Aim
Gather all lines containing the string "this" and copy them out.

Records for processing
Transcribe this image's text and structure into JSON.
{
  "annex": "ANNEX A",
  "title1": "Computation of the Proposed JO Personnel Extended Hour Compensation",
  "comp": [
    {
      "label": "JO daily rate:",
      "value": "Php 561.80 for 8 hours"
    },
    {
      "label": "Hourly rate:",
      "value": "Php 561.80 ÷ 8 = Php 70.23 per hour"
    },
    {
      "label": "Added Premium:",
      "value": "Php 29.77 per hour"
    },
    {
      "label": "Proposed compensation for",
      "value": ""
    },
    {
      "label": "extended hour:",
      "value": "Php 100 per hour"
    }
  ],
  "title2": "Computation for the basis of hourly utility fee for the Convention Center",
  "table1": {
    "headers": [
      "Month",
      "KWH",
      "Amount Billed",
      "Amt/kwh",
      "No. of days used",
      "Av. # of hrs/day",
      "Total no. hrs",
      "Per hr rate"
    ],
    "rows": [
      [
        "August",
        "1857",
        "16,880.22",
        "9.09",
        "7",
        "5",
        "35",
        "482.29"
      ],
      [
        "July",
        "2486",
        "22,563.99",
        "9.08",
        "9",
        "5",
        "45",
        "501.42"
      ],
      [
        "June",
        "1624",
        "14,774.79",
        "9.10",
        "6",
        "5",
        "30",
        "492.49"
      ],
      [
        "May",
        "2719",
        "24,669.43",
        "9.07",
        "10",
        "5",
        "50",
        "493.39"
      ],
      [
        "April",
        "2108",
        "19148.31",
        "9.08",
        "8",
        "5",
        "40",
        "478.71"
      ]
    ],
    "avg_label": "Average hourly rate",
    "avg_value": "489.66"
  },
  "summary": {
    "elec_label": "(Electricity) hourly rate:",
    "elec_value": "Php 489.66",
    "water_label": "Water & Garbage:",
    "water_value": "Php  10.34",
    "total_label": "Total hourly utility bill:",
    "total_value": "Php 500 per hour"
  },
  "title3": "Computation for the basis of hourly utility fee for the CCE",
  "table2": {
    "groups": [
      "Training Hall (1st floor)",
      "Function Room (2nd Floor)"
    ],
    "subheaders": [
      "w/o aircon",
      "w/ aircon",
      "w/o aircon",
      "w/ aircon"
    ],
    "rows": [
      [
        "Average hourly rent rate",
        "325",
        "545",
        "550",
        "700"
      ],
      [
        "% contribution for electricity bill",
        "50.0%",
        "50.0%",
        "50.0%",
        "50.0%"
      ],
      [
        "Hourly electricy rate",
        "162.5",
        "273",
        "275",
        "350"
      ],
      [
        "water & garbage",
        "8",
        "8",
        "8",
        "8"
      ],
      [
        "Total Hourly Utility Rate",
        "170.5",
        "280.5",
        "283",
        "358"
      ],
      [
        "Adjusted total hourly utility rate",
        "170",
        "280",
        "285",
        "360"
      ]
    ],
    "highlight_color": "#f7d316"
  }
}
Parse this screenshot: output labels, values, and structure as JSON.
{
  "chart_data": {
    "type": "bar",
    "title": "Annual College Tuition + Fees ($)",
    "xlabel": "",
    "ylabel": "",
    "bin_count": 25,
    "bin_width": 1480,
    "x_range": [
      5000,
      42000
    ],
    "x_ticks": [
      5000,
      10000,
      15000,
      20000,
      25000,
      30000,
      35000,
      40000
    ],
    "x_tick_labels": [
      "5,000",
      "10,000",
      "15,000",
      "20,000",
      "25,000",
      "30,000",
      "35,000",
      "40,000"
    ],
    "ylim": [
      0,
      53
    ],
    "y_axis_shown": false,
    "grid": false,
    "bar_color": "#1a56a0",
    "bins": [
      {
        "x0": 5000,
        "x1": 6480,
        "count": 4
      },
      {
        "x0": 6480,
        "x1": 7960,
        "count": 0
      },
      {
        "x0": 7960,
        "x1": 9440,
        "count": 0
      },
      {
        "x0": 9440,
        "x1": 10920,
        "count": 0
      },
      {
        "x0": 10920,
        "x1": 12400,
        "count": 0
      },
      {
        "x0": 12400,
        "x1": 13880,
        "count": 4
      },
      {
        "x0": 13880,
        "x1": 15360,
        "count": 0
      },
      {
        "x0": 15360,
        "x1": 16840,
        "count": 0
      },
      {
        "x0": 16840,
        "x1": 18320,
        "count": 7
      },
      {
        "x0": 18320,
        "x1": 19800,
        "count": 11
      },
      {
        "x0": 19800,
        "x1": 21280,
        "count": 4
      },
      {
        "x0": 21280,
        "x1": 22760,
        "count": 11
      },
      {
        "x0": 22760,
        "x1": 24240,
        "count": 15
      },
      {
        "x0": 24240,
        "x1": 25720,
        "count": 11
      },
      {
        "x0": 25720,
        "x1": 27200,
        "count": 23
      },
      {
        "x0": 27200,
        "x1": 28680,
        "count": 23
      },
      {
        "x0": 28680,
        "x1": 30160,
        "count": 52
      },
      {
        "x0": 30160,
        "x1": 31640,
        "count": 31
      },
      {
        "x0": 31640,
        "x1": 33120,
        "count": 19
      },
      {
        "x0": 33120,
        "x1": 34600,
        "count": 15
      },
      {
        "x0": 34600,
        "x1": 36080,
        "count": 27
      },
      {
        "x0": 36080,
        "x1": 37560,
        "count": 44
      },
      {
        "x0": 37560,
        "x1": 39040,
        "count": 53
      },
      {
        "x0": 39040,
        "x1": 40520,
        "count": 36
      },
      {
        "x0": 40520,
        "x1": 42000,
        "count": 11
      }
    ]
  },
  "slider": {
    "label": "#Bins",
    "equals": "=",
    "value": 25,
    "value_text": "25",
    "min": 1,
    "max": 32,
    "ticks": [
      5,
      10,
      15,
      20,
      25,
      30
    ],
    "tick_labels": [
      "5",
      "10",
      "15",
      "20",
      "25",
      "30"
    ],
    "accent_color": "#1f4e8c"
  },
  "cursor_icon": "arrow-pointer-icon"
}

Correct response
Transcribe this image's text and structure into JSON.
Parse this screenshot: output labels, values, and structure as JSON.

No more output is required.